/---

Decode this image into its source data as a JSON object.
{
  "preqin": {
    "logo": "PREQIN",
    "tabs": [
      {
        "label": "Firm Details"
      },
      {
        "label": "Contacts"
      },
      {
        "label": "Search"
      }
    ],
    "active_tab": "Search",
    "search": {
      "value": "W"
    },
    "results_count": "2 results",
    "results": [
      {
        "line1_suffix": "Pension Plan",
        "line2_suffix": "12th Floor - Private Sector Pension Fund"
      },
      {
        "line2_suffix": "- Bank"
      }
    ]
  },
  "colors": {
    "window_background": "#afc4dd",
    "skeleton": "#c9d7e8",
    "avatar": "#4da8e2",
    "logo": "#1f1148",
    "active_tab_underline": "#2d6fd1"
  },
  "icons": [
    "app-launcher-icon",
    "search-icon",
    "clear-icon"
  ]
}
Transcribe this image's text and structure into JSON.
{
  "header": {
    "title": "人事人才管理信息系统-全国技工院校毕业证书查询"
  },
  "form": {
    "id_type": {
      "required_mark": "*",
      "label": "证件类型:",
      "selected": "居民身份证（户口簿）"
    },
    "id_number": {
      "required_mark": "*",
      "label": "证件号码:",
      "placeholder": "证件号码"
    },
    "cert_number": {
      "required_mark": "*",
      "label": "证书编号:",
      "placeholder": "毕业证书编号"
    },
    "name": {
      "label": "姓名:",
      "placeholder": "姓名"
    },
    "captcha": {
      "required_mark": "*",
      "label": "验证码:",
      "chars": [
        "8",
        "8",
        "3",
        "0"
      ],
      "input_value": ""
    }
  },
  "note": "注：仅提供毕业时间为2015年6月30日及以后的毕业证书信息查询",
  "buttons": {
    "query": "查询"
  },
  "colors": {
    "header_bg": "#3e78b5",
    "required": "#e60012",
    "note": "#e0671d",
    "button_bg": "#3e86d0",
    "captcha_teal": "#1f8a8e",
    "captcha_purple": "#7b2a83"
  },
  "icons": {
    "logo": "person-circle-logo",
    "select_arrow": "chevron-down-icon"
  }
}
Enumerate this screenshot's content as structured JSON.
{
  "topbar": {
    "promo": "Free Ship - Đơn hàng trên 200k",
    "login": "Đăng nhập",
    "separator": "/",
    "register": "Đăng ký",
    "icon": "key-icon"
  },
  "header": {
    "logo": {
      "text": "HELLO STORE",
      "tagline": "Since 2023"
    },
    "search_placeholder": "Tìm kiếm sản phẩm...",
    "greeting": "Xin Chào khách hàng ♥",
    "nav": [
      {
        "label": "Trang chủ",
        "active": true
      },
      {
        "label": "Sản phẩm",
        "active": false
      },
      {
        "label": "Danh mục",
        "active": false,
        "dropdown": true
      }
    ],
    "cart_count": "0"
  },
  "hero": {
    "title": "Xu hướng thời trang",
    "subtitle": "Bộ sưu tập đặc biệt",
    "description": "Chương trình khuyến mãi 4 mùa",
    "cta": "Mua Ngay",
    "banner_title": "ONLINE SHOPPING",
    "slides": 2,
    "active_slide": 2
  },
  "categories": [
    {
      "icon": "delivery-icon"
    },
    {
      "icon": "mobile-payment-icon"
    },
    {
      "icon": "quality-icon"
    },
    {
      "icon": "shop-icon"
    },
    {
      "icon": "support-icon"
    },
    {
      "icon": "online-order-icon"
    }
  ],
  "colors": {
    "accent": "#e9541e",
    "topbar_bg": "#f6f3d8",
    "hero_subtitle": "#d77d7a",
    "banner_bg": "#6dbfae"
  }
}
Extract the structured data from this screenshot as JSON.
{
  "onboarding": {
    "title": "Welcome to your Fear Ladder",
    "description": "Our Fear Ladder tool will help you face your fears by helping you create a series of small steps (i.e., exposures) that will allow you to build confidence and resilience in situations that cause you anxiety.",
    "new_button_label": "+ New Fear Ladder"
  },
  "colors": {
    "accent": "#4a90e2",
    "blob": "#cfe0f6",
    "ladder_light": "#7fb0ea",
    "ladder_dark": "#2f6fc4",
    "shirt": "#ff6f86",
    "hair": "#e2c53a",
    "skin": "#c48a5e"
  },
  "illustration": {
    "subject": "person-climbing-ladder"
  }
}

\---

— PROBLEM DESCRIPTION —
Write out all the lines again, exactly as they are.

— WRITTEN SOLUTION —
Decode this image into its source data as a JSON object.
{
  "preqin": {
    "logo": "PREQIN",
    "tabs": [
      {
        "label": "Firm Details"
      },
      {
        "label": "Contacts"
      },
      {
        "label": "Search"
      }
    ],
    "active_tab": "Search",
    "search": {
      "value": "W"
    },
    "results_count": "2 results",
    "results": [
      {
        "line1_suffix": "Pension Plan",
        "line2_suffix": "12th Floor - Private Sector Pension Fund"
      },
      {
        "line2_suffix": "- Bank"
      }
    ]
  },
  "colors": {
    "window_background": "#afc4dd",
    "skeleton": "#c9d7e8",
    "avatar": "#4da8e2",
    "logo": "#1f1148",
    "active_tab_underline": "#2d6fd1"
  },
  "icons": [
    "app-launcher-icon",
    "search-icon",
    "clear-icon"
  ]
}
Transcribe this image's text and structure into JSON.
{
  "header": {
    "title": "人事人才管理信息系统-全国技工院校毕业证书查询"
  },
  "form": {
    "id_type": {
      "required_mark": "*",
      "label": "证件类型:",
      "selected": "居民身份证（户口簿）"
    },
    "id_number": {
      "required_mark": "*",
      "label": "证件号码:",
      "placeholder": "证件号码"
    },
    "cert_number": {
      "required_mark": "*",
      "label": "证书编号:",
      "placeholder": "毕业证书编号"
    },
    "name": {
      "label": "姓名:",
      "placeholder": "姓名"
    },
    "captcha": {
      "required_mark": "*",
      "label": "验证码:",
      "chars": [
        "8",
        "8",
        "3",
        "0"
      ],
      "input_value": ""
    }
  },
  "note": "注：仅提供毕业时间为2015年6月30日及以后的毕业证书信息查询",
  "buttons": {
    "query": "查询"
  },
  "colors": {
    "header_bg": "#3e78b5",
    "required": "#e60012",
    "note": "#e0671d",
    "button_bg": "#3e86d0",
    "captcha_teal": "#1f8a8e",
    "captcha_purple": "#7b2a83"
  },
  "icons": {
    "logo": "person-circle-logo",
    "select_arrow": "chevron-down-icon"
  }
}
Enumerate this screenshot's content as structured JSON.
{
  "topbar": {
    "promo": "Free Ship - Đơn hàng trên 200k",
    "login": "Đăng nhập",
    "separator": "/",
    "register": "Đăng ký",
    "icon": "key-icon"
  },
  "header": {
    "logo": {
      "text": "HELLO STORE",
      "tagline": "Since 2023"
    },
    "search_placeholder": "Tìm kiếm sản phẩm...",
    "greeting": "Xin Chào khách hàng ♥",
    "nav": [
      {
        "label": "Trang chủ",
        "active": true
      },
      {
        "label": "Sản phẩm",
        "active": false
      },
      {
        "label": "Danh mục",
        "active": false,
        "dropdown": true
      }
    ],
    "cart_count": "0"
  },
  "hero": {
    "title": "Xu hướng thời trang",
    "subtitle": "Bộ sưu tập đặc biệt",
    "description": "Chương trình khuyến mãi 4 mùa",
    "cta": "Mua Ngay",
    "banner_title": "ONLINE SHOPPING",
    "slides": 2,
    "active_slide": 2
  },
  "categories": [
    {
      "icon": "delivery-icon"
    },
    {
      "icon": "mobile-payment-icon"
    },
    {
      "icon": "quality-icon"
    },
    {
      "icon": "shop-icon"
    },
    {
      "icon": "support-icon"
    },
    {
      "icon": "online-order-icon"
    }
  ],
  "colors": {
    "accent": "#e9541e",
    "topbar_bg": "#f6f3d8",
    "hero_subtitle": "#d77d7a",
    "banner_bg": "#6dbfae"
  }
}
Extract the structured data from this screenshot as JSON.
{
  "onboarding": {
    "title": "Welcome to your Fear Ladder",
    "description": "Our Fear Ladder tool will help you face your fears by helping you create a series of small steps (i.e., exposures) that will allow you to build confidence and resilience in situations that cause you anxiety.",
    "new_button_label": "+ New Fear Ladder"
  },
  "colors": {
    "accent": "#4a90e2",
    "blob": "#cfe0f6",
    "ladder_light": "#7fb0ea",
    "ladder_dark": "#2f6fc4",
    "shirt": "#ff6f86",
    "hair": "#e2c53a",
    "skin": "#c48a5e"
  },
  "illustration": {
    "subject": "person-climbing-ladder"
  }
}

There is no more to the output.